begin RECORD EXTRACTS
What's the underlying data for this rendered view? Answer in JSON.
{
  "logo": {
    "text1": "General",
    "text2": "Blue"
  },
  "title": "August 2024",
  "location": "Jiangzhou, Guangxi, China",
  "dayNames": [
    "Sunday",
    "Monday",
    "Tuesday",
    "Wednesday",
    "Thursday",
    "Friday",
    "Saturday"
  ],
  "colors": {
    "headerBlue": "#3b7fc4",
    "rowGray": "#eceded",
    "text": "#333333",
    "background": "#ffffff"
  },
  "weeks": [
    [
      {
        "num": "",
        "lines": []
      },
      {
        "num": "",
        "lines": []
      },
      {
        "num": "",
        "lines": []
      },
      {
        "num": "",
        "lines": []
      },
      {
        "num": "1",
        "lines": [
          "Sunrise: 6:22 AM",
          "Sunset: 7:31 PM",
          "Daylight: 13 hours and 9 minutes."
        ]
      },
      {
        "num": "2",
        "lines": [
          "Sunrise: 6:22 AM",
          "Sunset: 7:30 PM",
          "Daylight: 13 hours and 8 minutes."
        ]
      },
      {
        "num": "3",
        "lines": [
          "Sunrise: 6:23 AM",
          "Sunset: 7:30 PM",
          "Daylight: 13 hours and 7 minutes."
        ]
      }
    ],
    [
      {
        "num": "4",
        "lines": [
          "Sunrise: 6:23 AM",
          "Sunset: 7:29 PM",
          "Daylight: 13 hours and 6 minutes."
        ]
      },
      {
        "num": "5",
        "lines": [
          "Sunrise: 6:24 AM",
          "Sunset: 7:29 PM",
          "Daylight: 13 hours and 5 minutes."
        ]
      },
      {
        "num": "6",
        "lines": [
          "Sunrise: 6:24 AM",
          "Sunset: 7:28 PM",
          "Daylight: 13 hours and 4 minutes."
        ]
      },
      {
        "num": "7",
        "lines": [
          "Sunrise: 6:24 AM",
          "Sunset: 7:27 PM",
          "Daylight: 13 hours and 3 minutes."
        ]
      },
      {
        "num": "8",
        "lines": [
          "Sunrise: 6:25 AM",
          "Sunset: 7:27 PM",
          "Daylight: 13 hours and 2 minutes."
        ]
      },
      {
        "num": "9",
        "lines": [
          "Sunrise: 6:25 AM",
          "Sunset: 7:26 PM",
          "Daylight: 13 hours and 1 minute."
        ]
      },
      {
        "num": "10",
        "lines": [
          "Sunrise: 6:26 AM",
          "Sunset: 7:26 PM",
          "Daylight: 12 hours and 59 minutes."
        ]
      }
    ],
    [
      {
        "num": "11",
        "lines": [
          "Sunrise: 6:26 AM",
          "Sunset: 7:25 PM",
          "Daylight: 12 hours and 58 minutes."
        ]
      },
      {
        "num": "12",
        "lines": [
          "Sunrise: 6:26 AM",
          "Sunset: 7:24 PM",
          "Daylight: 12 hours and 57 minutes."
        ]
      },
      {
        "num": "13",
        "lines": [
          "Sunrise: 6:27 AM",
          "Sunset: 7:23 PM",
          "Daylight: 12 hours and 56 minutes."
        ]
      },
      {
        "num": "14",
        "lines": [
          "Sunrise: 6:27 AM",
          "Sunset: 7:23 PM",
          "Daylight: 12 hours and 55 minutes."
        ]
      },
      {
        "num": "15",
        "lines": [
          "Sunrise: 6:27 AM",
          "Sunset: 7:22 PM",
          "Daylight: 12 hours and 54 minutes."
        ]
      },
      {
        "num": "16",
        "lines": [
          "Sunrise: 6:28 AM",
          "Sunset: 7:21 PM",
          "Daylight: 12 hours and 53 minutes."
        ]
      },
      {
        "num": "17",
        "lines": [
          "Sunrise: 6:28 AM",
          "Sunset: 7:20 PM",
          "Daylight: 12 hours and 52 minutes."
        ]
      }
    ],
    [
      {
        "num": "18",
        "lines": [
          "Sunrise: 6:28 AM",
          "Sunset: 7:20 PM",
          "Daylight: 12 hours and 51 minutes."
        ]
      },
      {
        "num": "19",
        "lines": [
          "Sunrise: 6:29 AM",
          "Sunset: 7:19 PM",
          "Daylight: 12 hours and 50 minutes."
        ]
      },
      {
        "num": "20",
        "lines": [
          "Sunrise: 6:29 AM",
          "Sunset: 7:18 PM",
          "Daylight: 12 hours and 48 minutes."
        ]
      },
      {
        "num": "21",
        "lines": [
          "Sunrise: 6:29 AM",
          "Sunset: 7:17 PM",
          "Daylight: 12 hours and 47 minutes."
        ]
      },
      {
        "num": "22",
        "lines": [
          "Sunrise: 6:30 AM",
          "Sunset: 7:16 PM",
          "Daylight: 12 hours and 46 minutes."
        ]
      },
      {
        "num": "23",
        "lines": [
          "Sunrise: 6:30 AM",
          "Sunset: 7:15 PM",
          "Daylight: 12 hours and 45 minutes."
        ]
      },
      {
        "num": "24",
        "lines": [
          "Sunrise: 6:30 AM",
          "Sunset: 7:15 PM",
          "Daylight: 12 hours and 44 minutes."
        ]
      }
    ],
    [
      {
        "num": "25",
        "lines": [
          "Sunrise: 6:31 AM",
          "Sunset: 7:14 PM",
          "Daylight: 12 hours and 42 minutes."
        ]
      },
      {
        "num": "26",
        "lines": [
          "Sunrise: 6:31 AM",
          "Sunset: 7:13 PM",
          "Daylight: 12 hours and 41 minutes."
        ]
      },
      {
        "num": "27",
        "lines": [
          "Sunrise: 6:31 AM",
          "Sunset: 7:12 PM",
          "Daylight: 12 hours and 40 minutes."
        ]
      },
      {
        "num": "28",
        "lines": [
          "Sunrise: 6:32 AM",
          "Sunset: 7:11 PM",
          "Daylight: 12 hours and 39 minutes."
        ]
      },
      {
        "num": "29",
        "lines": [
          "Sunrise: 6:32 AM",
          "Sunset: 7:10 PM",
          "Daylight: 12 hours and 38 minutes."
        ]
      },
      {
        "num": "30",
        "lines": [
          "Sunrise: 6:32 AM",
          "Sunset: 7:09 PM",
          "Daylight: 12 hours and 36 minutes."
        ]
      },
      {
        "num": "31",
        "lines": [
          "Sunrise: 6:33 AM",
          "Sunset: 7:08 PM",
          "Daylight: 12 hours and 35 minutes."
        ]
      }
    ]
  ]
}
end RECORD EXTRACTS
Copy out each line above, character for character.

▶ FINAL RESULT:
What's the underlying data for this rendered view? Answer in JSON.
{
  "logo": {
    "text1": "General",
    "text2": "Blue"
  },
  "title": "August 2024",
  "location": "Jiangzhou, Guangxi, China",
  "dayNames": [
    "Sunday",
    "Monday",
    "Tuesday",
    "Wednesday",
    "Thursday",
    "Friday",
    "Saturday"
  ],
  "colors": {
    "headerBlue": "#3b7fc4",
    "rowGray": "#eceded",
    "text": "#333333",
    "background": "#ffffff"
  },
  "weeks": [
    [
      {
        "num": "",
        "lines": []
      },
      {
        "num": "",
        "lines": []
      },
      {
        "num": "",
        "lines": []
      },
      {
        "num": "",
        "lines": []
      },
      {
        "num": "1",
        "lines": [
          "Sunrise: 6:22 AM",
          "Sunset: 7:31 PM",
          "Daylight: 13 hours and 9 minutes."
        ]
      },
      {
        "num": "2",
        "lines": [
          "Sunrise: 6:22 AM",
          "Sunset: 7:30 PM",
          "Daylight: 13 hours and 8 minutes."
        ]
      },
      {
        "num": "3",
        "lines": [
          "Sunrise: 6:23 AM",
          "Sunset: 7:30 PM",
          "Daylight: 13 hours and 7 minutes."
        ]
      }
    ],
    [
      {
        "num": "4",
        "lines": [
          "Sunrise: 6:23 AM",
          "Sunset: 7:29 PM",
          "Daylight: 13 hours and 6 minutes."
        ]
      },
      {
        "num": "5",
        "lines": [
          "Sunrise: 6:24 AM",
          "Sunset: 7:29 PM",
          "Daylight: 13 hours and 5 minutes."
        ]
      },
      {
        "num": "6",
        "lines": [
          "Sunrise: 6:24 AM",
          "Sunset: 7:28 PM",
          "Daylight: 13 hours and 4 minutes."
        ]
      },
      {
        "num": "7",
        "lines": [
          "Sunrise: 6:24 AM",
          "Sunset: 7:27 PM",
          "Daylight: 13 hours and 3 minutes."
        ]
      },
      {
        "num": "8",
        "lines": [
          "Sunrise: 6:25 AM",
          "Sunset: 7:27 PM",
          "Daylight: 13 hours and 2 minutes."
        ]
      },
      {
        "num": "9",
        "lines": [
          "Sunrise: 6:25 AM",
          "Sunset: 7:26 PM",
          "Daylight: 13 hours and 1 minute."
        ]
      },
      {
        "num": "10",
        "lines": [
          "Sunrise: 6:26 AM",
          "Sunset: 7:26 PM",
          "Daylight: 12 hours and 59 minutes."
        ]
      }
    ],
    [
      {
        "num": "11",
        "lines": [
          "Sunrise: 6:26 AM",
          "Sunset: 7:25 PM",
          "Daylight: 12 hours and 58 minutes."
        ]
      },
      {
        "num": "12",
        "lines": [
          "Sunrise: 6:26 AM",
          "Sunset: 7:24 PM",
          "Daylight: 12 hours and 57 minutes."
        ]
      },
      {
        "num": "13",
        "lines": [
          "Sunrise: 6:27 AM",
          "Sunset: 7:23 PM",
          "Daylight: 12 hours and 56 minutes."
        ]
      },
      {
        "num": "14",
        "lines": [
          "Sunrise: 6:27 AM",
          "Sunset: 7:23 PM",
          "Daylight: 12 hours and 55 minutes."
        ]
      },
      {
        "num": "15",
        "lines": [
          "Sunrise: 6:27 AM",
          "Sunset: 7:22 PM",
          "Daylight: 12 hours and 54 minutes."
        ]
      },
      {
        "num": "16",
        "lines": [
          "Sunrise: 6:28 AM",
          "Sunset: 7:21 PM",
          "Daylight: 12 hours and 53 minutes."
        ]
      },
      {
        "num": "17",
        "lines": [
          "Sunrise: 6:28 AM",
          "Sunset: 7:20 PM",
          "Daylight: 12 hours and 52 minutes."
        ]
      }
    ],
    [
      {
        "num": "18",
        "lines": [
          "Sunrise: 6:28 AM",
          "Sunset: 7:20 PM",
          "Daylight: 12 hours and 51 minutes."
        ]
      },
      {
        "num": "19",
        "lines": [
          "Sunrise: 6:29 AM",
          "Sunset: 7:19 PM",
          "Daylight: 12 hours and 50 minutes."
        ]
      },
      {
        "num": "20",
        "lines": [
          "Sunrise: 6:29 AM",
          "Sunset: 7:18 PM",
          "Daylight: 12 hours and 48 minutes."
        ]
      },
      {
        "num": "21",
        "lines": [
          "Sunrise: 6:29 AM",
          "Sunset: 7:17 PM",
          "Daylight: 12 hours and 47 minutes."
        ]
      },
      {
        "num": "22",
        "lines": [
          "Sunrise: 6:30 AM",
          "Sunset: 7:16 PM",
          "Daylight: 12 hours and 46 minutes."
        ]
      },
      {
        "num": "23",
        "lines": [
          "Sunrise: 6:30 AM",
          "Sunset: 7:15 PM",
          "Daylight: 12 hours and 45 minutes."
        ]
      },
      {
        "num": "24",
        "lines": [
          "Sunrise: 6:30 AM",
          "Sunset: 7:15 PM",
          "Daylight: 12 hours and 44 minutes."
        ]
      }
    ],
    [
      {
        "num": "25",
        "lines": [
          "Sunrise: 6:31 AM",
          "Sunset: 7:14 PM",
          "Daylight: 12 hours and 42 minutes."
        ]
      },
      {
        "num": "26",
        "lines": [
          "Sunrise: 6:31 AM",
          "Sunset: 7:13 PM",
          "Daylight: 12 hours and 41 minutes."
        ]
      },
      {
        "num": "27",
        "lines": [
          "Sunrise: 6:31 AM",
          "Sunset: 7:12 PM",
          "Daylight: 12 hours and 40 minutes."
        ]
      },
      {
        "num": "28",
        "lines": [
          "Sunrise: 6:32 AM",
          "Sunset: 7:11 PM",
          "Daylight: 12 hours and 39 minutes."
        ]
      },
      {
        "num": "29",
        "lines": [
          "Sunrise: 6:32 AM",
          "Sunset: 7:10 PM",
          "Daylight: 12 hours and 38 minutes."
        ]
      },
      {
        "num": "30",
        "lines": [
          "Sunrise: 6:32 AM",
          "Sunset: 7:09 PM",
          "Daylight: 12 hours and 36 minutes."
        ]
      },
      {
        "num": "31",
        "lines": [
          "Sunrise: 6:33 AM",
          "Sunset: 7:08 PM",
          "Daylight: 12 hours and 35 minutes."
        ]
      }
    ]
  ]
}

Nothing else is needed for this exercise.